--- Begin ---

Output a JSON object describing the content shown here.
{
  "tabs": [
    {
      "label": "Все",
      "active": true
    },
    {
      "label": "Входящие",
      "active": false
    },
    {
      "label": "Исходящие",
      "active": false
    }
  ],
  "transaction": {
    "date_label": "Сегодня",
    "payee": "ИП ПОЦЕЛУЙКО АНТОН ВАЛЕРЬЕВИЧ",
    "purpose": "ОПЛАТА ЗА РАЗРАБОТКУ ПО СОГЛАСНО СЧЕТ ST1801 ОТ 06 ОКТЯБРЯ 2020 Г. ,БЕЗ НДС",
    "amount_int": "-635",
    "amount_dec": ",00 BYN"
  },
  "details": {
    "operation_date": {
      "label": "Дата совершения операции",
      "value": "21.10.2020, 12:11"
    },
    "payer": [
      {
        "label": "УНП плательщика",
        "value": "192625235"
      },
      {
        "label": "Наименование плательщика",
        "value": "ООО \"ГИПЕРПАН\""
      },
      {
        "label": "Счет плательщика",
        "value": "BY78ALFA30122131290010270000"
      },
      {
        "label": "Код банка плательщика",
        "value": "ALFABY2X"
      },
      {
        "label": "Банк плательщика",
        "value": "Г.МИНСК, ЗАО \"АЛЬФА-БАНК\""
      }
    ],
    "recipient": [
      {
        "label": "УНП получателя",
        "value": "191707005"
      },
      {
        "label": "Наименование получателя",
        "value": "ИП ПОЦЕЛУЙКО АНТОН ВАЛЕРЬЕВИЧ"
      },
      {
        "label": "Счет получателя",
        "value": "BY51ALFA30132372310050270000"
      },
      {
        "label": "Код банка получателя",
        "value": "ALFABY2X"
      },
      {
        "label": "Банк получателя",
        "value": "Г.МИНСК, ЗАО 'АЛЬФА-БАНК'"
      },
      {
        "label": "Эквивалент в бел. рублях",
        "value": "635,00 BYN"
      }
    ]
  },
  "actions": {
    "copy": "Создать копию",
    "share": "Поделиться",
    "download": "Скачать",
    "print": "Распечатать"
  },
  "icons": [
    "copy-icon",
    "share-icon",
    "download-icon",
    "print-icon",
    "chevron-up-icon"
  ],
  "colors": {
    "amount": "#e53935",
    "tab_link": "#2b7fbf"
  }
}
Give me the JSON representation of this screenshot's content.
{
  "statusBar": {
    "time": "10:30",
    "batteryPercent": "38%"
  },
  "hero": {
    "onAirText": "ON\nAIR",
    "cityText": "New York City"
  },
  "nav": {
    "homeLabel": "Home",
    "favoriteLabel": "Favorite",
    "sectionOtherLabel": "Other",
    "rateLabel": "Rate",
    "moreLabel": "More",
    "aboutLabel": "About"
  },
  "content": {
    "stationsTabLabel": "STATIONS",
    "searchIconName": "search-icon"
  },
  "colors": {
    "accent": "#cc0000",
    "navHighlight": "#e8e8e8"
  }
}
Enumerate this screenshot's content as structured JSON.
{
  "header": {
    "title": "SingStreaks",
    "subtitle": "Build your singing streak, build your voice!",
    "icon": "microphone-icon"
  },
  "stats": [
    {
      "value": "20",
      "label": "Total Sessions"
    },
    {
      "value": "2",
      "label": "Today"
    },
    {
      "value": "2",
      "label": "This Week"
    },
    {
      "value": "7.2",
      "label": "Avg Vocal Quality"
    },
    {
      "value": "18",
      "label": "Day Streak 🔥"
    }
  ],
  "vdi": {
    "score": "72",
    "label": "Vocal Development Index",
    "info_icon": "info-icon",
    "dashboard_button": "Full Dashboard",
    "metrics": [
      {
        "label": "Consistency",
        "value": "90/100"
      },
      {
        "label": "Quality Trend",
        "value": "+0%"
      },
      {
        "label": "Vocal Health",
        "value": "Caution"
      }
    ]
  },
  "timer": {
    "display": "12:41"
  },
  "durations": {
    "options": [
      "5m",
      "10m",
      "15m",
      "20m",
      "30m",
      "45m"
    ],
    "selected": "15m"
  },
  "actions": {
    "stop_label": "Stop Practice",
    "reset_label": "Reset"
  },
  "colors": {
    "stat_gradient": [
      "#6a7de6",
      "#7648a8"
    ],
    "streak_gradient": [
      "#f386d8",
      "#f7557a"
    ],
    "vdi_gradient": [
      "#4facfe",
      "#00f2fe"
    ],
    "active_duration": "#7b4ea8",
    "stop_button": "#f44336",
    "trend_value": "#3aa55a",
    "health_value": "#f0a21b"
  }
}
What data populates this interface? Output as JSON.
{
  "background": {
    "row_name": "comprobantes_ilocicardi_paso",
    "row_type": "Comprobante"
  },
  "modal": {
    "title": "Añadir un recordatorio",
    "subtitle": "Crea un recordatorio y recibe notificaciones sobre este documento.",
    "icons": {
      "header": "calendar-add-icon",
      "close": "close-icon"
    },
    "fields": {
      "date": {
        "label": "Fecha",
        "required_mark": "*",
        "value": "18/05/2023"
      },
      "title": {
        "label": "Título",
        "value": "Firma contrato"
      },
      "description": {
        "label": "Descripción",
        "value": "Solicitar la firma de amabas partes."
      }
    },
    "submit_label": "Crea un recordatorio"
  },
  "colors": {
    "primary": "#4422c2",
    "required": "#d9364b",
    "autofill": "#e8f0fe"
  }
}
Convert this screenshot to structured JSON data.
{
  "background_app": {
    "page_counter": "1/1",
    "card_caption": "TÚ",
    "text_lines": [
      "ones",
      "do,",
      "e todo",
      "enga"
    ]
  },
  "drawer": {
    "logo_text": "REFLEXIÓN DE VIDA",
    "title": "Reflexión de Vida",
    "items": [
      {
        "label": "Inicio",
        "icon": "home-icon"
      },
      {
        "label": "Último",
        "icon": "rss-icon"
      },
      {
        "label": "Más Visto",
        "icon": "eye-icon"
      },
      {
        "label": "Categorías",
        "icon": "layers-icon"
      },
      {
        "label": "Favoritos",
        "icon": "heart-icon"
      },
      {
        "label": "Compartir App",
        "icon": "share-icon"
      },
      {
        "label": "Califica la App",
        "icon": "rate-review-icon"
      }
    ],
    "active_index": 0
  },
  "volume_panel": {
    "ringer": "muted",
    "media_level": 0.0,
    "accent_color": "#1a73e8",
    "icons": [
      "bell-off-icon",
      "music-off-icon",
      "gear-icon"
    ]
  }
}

--- End ---

Short task:
Using the listing above, retype each line exactly.

Answer for this exercise:
Output a JSON object describing the content shown here.
{
  "tabs": [
    {
      "label": "Все",
      "active": true
    },
    {
      "label": "Входящие",
      "active": false
    },
    {
      "label": "Исходящие",
      "active": false
    }
  ],
  "transaction": {
    "date_label": "Сегодня",
    "payee": "ИП ПОЦЕЛУЙКО АНТОН ВАЛЕРЬЕВИЧ",
    "purpose": "ОПЛАТА ЗА РАЗРАБОТКУ ПО СОГЛАСНО СЧЕТ ST1801 ОТ 06 ОКТЯБРЯ 2020 Г. ,БЕЗ НДС",
    "amount_int": "-635",
    "amount_dec": ",00 BYN"
  },
  "details": {
    "operation_date": {
      "label": "Дата совершения операции",
      "value": "21.10.2020, 12:11"
    },
    "payer": [
      {
        "label": "УНП плательщика",
        "value": "192625235"
      },
      {
        "label": "Наименование плательщика",
        "value": "ООО \"ГИПЕРПАН\""
      },
      {
        "label": "Счет плательщика",
        "value": "BY78ALFA30122131290010270000"
      },
      {
        "label": "Код банка плательщика",
        "value": "ALFABY2X"
      },
      {
        "label": "Банк плательщика",
        "value": "Г.МИНСК, ЗАО \"АЛЬФА-БАНК\""
      }
    ],
    "recipient": [
      {
        "label": "УНП получателя",
        "value": "191707005"
      },
      {
        "label": "Наименование получателя",
        "value": "ИП ПОЦЕЛУЙКО АНТОН ВАЛЕРЬЕВИЧ"
      },
      {
        "label": "Счет получателя",
        "value": "BY51ALFA30132372310050270000"
      },
      {
        "label": "Код банка получателя",
        "value": "ALFABY2X"
      },
      {
        "label": "Банк получателя",
        "value": "Г.МИНСК, ЗАО 'АЛЬФА-БАНК'"
      },
      {
        "label": "Эквивалент в бел. рублях",
        "value": "635,00 BYN"
      }
    ]
  },
  "actions": {
    "copy": "Создать копию",
    "share": "Поделиться",
    "download": "Скачать",
    "print": "Распечатать"
  },
  "icons": [
    "copy-icon",
    "share-icon",
    "download-icon",
    "print-icon",
    "chevron-up-icon"
  ],
  "colors": {
    "amount": "#e53935",
    "tab_link": "#2b7fbf"
  }
}
Give me the JSON representation of this screenshot's content.
{
  "statusBar": {
    "time": "10:30",
    "batteryPercent": "38%"
  },
  "hero": {
    "onAirText": "ON\nAIR",
    "cityText": "New York City"
  },
  "nav": {
    "homeLabel": "Home",
    "favoriteLabel": "Favorite",
    "sectionOtherLabel": "Other",
    "rateLabel": "Rate",
    "moreLabel": "More",
    "aboutLabel": "About"
  },
  "content": {
    "stationsTabLabel": "STATIONS",
    "searchIconName": "search-icon"
  },
  "colors": {
    "accent": "#cc0000",
    "navHighlight": "#e8e8e8"
  }
}
Enumerate this screenshot's content as structured JSON.
{
  "header": {
    "title": "SingStreaks",
    "subtitle": "Build your singing streak, build your voice!",
    "icon": "microphone-icon"
  },
  "stats": [
    {
      "value": "20",
      "label": "Total Sessions"
    },
    {
      "value": "2",
      "label": "Today"
    },
    {
      "value": "2",
      "label": "This Week"
    },
    {
      "value": "7.2",
      "label": "Avg Vocal Quality"
    },
    {
      "value": "18",
      "label": "Day Streak 🔥"
    }
  ],
  "vdi": {
    "score": "72",
    "label": "Vocal Development Index",
    "info_icon": "info-icon",
    "dashboard_button": "Full Dashboard",
    "metrics": [
      {
        "label": "Consistency",
        "value": "90/100"
      },
      {
        "label": "Quality Trend",
        "value": "+0%"
      },
      {
        "label": "Vocal Health",
        "value": "Caution"
      }
    ]
  },
  "timer": {
    "display": "12:41"
  },
  "durations": {
    "options": [
      "5m",
      "10m",
      "15m",
      "20m",
      "30m",
      "45m"
    ],
    "selected": "15m"
  },
  "actions": {
    "stop_label": "Stop Practice",
    "reset_label": "Reset"
  },
  "colors": {
    "stat_gradient": [
      "#6a7de6",
      "#7648a8"
    ],
    "streak_gradient": [
      "#f386d8",
      "#f7557a"
    ],
    "vdi_gradient": [
      "#4facfe",
      "#00f2fe"
    ],
    "active_duration": "#7b4ea8",
    "stop_button": "#f44336",
    "trend_value": "#3aa55a",
    "health_value": "#f0a21b"
  }
}
What data populates this interface? Output as JSON.
{
  "background": {
    "row_name": "comprobantes_ilocicardi_paso",
    "row_type": "Comprobante"
  },
  "modal": {
    "title": "Añadir un recordatorio",
    "subtitle": "Crea un recordatorio y recibe notificaciones sobre este documento.",
    "icons": {
      "header": "calendar-add-icon",
      "close": "close-icon"
    },
    "fields": {
      "date": {
        "label": "Fecha",
        "required_mark": "*",
        "value": "18/05/2023"
      },
      "title": {
        "label": "Título",
        "value": "Firma contrato"
      },
      "description": {
        "label": "Descripción",
        "value": "Solicitar la firma de amabas partes."
      }
    },
    "submit_label": "Crea un recordatorio"
  },
  "colors": {
    "primary": "#4422c2",
    "required": "#d9364b",
    "autofill": "#e8f0fe"
  }
}
Convert this screenshot to structured JSON data.
{
  "background_app": {
    "page_counter": "1/1",
    "card_caption": "TÚ",
    "text_lines": [
      "ones",
      "do,",
      "e todo",
      "enga"
    ]
  },
  "drawer": {
    "logo_text": "REFLEXIÓN DE VIDA",
    "title": "Reflexión de Vida",
    "items": [
      {
        "label": "Inicio",
        "icon": "home-icon"
      },
      {
        "label": "Último",
        "icon": "rss-icon"
      },
      {
        "label": "Más Visto",
        "icon": "eye-icon"
      },
      {
        "label": "Categorías",
        "icon": "layers-icon"
      },
      {
        "label": "Favoritos",
        "icon": "heart-icon"
      },
      {
        "label": "Compartir App",
        "icon": "share-icon"
      },
      {
        "label": "Califica la App",
        "icon": "rate-review-icon"
      }
    ],
    "active_index": 0
  },
  "volume_panel": {
    "ringer": "muted",
    "media_level": 0.0,
    "accent_color": "#1a73e8",
    "icons": [
      "bell-off-icon",
      "music-off-icon",
      "gear-icon"
    ]
  }
}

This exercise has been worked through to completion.